--- RAW DATA ---

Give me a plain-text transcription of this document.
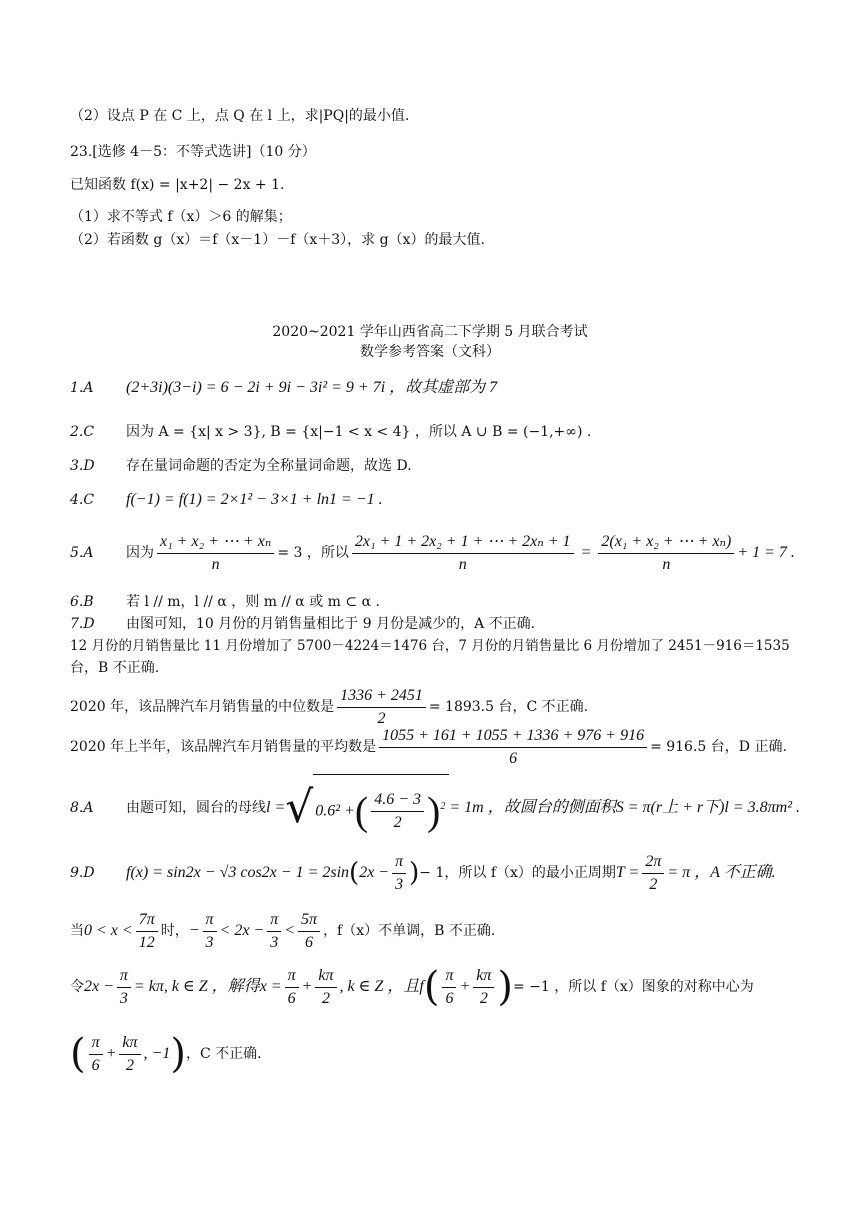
（2）设点 P 在 C 上，点 Q 在 l 上，求|PQ|的最小值.
23.[选修 4－5：不等式选讲]（10 分）
已知函数 f(x) = |x+2| − 2x + 1.
（1）求不等式 f（x）＞6 的解集；
（2）若函数 g（x）＝f（x－1）－f（x＋3），求 g（x）的最大值.
2020~2021 学年山西省高二下学期 5 月联合考试
数学参考答案（文科）
1.A (2+3i)(3−i) = 6 − 2i + 9i − 3i² = 9 + 7i ，故其虚部为 7
2.C 因为 A = {x| x > 3}, B = {x|−1 < x < 4} ，所以 A ∪ B = (−1,+∞) .
3.D 存在量词命题的否定为全称量词命题，故选 D.
4.C f(−1) = f(1) = 2×1² − 3×1 + ln1 = −1 .
5.A 因为 $\frac{\text{x₁ + x₂ + ⋯ + xₙ}}{n} = 3$ ，所以 $\frac{\text{2x₁ + 1 + 2x₂ + 1 + ⋯ + 2xₙ + 1}}{n} = \frac{\text{2(x₁ + x₂ + ⋯ + xₙ)}}{n} + 1 = 7$ .
6.B 若 l // m，l // α ，则 m // α 或 m ⊂ α .
7.D 由图可知，10 月份的月销售量相比于 9 月份是减少的，A 不正确.
12 月份的月销售量比 11 月份增加了 5700－4224＝1476 台，7 月份的月销售量比 6 月份增加了 2451－916＝1535
台，B 不正确.
2020 年，该品牌汽车月销售量的中位数是 $\frac{1336 + 2451}{2} = 1893.5$ 台，C 不正确.
2020 年上半年，该品牌汽车月销售量的平均数是 $\frac{1055 + 161 + 1055 + 1336 + 976 + 916}{6} = 916.5$ 台，D 正确.
8.A 由题可知，圆台的母线l =√ 0.6² +( $\frac{4.6 - 3}{2} )^2 = 1m$ ，故圆台的侧面积S = π(r上 + r下)l = 3.8πm² .
9.D f(x) = sin2x − √3 $\cos 2x - 1 = 2\sin(2x - \frac{\pi}{3}$ )− 1，所以 f（x）的最小正周期$T = \frac{2\pi}{2} = \pi$ ，A 不正确.
当$0 < x < \frac{7\pi}{12}$ 时，− $\frac{\pi}{3} < 2x - \frac{\pi}{3} < \frac{5\pi}{6}$ ，f（x）不单调，B 不正确.
令$2x - \frac{\pi}{3} = k\pi$, k ∈ Z ，解得$x = \frac{\pi}{6} + \frac{k\pi}{2}$ , k ∈ Z ，且$f( \frac{\pi}{6} + \frac{k\pi}{2}$ )= −1 ，所以 f（x）图象的对称中心为
( $\frac{\pi}{6} + \frac{k\pi}{2}$ , −1)，C 不正确.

---

> [WHAT NEEDS TO BE DONE] Reproduce all of the material above word for word. Omit the pictures.

> [OUTPUT]
Give me a plain-text transcription of this document.
（2）设点 P 在 C 上，点 Q 在 l 上，求|PQ|的最小值.
23.[选修 4－5：不等式选讲]（10 分）
已知函数 f(x) = |x+2| − 2x + 1.
（1）求不等式 f（x）＞6 的解集；
（2）若函数 g（x）＝f（x－1）－f（x＋3），求 g（x）的最大值.
2020~2021 学年山西省高二下学期 5 月联合考试
数学参考答案（文科）
1.A (2+3i)(3−i) = 6 − 2i + 9i − 3i² = 9 + 7i ，故其虚部为 7
2.C 因为 A = {x| x > 3}, B = {x|−1 < x < 4} ，所以 A ∪ B = (−1,+∞) .
3.D 存在量词命题的否定为全称量词命题，故选 D.
4.C f(−1) = f(1) = 2×1² − 3×1 + ln1 = −1 .
5.A 因为 $\frac{\text{x₁ + x₂ + ⋯ + xₙ}}{n} = 3$ ，所以 $\frac{\text{2x₁ + 1 + 2x₂ + 1 + ⋯ + 2xₙ + 1}}{n} = \frac{\text{2(x₁ + x₂ + ⋯ + xₙ)}}{n} + 1 = 7$ .
6.B 若 l // m，l // α ，则 m // α 或 m ⊂ α .
7.D 由图可知，10 月份的月销售量相比于 9 月份是减少的，A 不正确.
12 月份的月销售量比 11 月份增加了 5700－4224＝1476 台，7 月份的月销售量比 6 月份增加了 2451－916＝1535
台，B 不正确.
2020 年，该品牌汽车月销售量的中位数是 $\frac{1336 + 2451}{2} = 1893.5$ 台，C 不正确.
2020 年上半年，该品牌汽车月销售量的平均数是 $\frac{1055 + 161 + 1055 + 1336 + 976 + 916}{6} = 916.5$ 台，D 正确.
8.A 由题可知，圆台的母线l =√ 0.6² +( $\frac{4.6 - 3}{2} )^2 = 1m$ ，故圆台的侧面积S = π(r上 + r下)l = 3.8πm² .
9.D f(x) = sin2x − √3 $\cos 2x - 1 = 2\sin(2x - \frac{\pi}{3}$ )− 1，所以 f（x）的最小正周期$T = \frac{2\pi}{2} = \pi$ ，A 不正确.
当$0 < x < \frac{7\pi}{12}$ 时，− $\frac{\pi}{3} < 2x - \frac{\pi}{3} < \frac{5\pi}{6}$ ，f（x）不单调，B 不正确.
令$2x - \frac{\pi}{3} = k\pi$, k ∈ Z ，解得$x = \frac{\pi}{6} + \frac{k\pi}{2}$ , k ∈ Z ，且$f( \frac{\pi}{6} + \frac{k\pi}{2}$ )= −1 ，所以 f（x）图象的对称中心为
( $\frac{\pi}{6} + \frac{k\pi}{2}$ , −1)，C 不正确.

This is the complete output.